- **EXERCISE MATERIAL**

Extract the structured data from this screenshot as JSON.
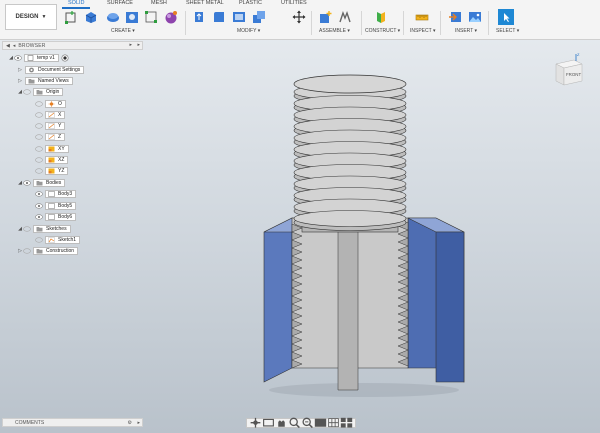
{
  "toolbar": {
    "workspace": "DESIGN",
    "tabs": [
      {
        "label": "SOLID",
        "active": true
      },
      {
        "label": "SURFACE",
        "active": false
      },
      {
        "label": "MESH",
        "active": false
      },
      {
        "label": "SHEET METAL",
        "active": false
      },
      {
        "label": "PLASTIC",
        "active": false
      },
      {
        "label": "UTILITIES",
        "active": false
      }
    ],
    "groups": {
      "create": "CREATE ▾",
      "modify": "MODIFY ▾",
      "assemble": "ASSEMBLE ▾",
      "construct": "CONSTRUCT ▾",
      "inspect": "INSPECT ▾",
      "insert": "INSERT ▾",
      "select": "SELECT ▾"
    }
  },
  "browser": {
    "title": "BROWSER",
    "nodes": {
      "root": "temp v1",
      "document_settings": "Document Settings",
      "named_views": "Named Views",
      "origin": "Origin",
      "o": "O",
      "x": "X",
      "y": "Y",
      "z": "Z",
      "xy": "XY",
      "xz": "XZ",
      "yz": "YZ",
      "bodies": "Bodies",
      "body3": "Body3",
      "body5": "Body5",
      "body6": "Body6",
      "sketches": "Sketches",
      "sketch1": "Sketch1",
      "construction": "Construction"
    }
  },
  "comments": {
    "title": "COMMENTS"
  },
  "viewcube": {
    "face": "FRONT",
    "axis_z": "Z"
  },
  "colors": {
    "accent": "#1f6fc5",
    "body_blue": "#4f6fb3",
    "body_grey": "#c3c3c3",
    "viewport_top": "#e9edf1",
    "viewport_bottom": "#b9c2cb"
  },
  "icons": {
    "create": [
      "sketch-icon",
      "extrude-icon",
      "revolve-icon",
      "hole-icon",
      "line-icon",
      "form-icon"
    ],
    "modify": [
      "press-pull-icon",
      "fillet-icon",
      "shell-icon",
      "combine-icon",
      "move-icon"
    ],
    "assemble": [
      "new-component-icon",
      "joint-icon"
    ],
    "construct": [
      "plane-icon"
    ],
    "inspect": [
      "measure-icon"
    ],
    "insert": [
      "insert-derive-icon",
      "insert-image-icon"
    ],
    "select": [
      "select-arrow-icon"
    ]
  }
}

- **WHAT NEEDS TO BE DONE**
Using the material above, return every line exactly as it appears, minus the pictures.

- **THE REPLY**
Extract the structured data from this screenshot as JSON.
{
  "toolbar": {
    "workspace": "DESIGN",
    "tabs": [
      {
        "label": "SOLID",
        "active": true
      },
      {
        "label": "SURFACE",
        "active": false
      },
      {
        "label": "MESH",
        "active": false
      },
      {
        "label": "SHEET METAL",
        "active": false
      },
      {
        "label": "PLASTIC",
        "active": false
      },
      {
        "label": "UTILITIES",
        "active": false
      }
    ],
    "groups": {
      "create": "CREATE ▾",
      "modify": "MODIFY ▾",
      "assemble": "ASSEMBLE ▾",
      "construct": "CONSTRUCT ▾",
      "inspect": "INSPECT ▾",
      "insert": "INSERT ▾",
      "select": "SELECT ▾"
    }
  },
  "browser": {
    "title": "BROWSER",
    "nodes": {
      "root": "temp v1",
      "document_settings": "Document Settings",
      "named_views": "Named Views",
      "origin": "Origin",
      "o": "O",
      "x": "X",
      "y": "Y",
      "z": "Z",
      "xy": "XY",
      "xz": "XZ",
      "yz": "YZ",
      "bodies": "Bodies",
      "body3": "Body3",
      "body5": "Body5",
      "body6": "Body6",
      "sketches": "Sketches",
      "sketch1": "Sketch1",
      "construction": "Construction"
    }
  },
  "comments": {
    "title": "COMMENTS"
  },
  "viewcube": {
    "face": "FRONT",
    "axis_z": "Z"
  },
  "colors": {
    "accent": "#1f6fc5",
    "body_blue": "#4f6fb3",
    "body_grey": "#c3c3c3",
    "viewport_top": "#e9edf1",
    "viewport_bottom": "#b9c2cb"
  },
  "icons": {
    "create": [
      "sketch-icon",
      "extrude-icon",
      "revolve-icon",
      "hole-icon",
      "line-icon",
      "form-icon"
    ],
    "modify": [
      "press-pull-icon",
      "fillet-icon",
      "shell-icon",
      "combine-icon",
      "move-icon"
    ],
    "assemble": [
      "new-component-icon",
      "joint-icon"
    ],
    "construct": [
      "plane-icon"
    ],
    "inspect": [
      "measure-icon"
    ],
    "insert": [
      "insert-derive-icon",
      "insert-image-icon"
    ],
    "select": [
      "select-arrow-icon"
    ]
  }
}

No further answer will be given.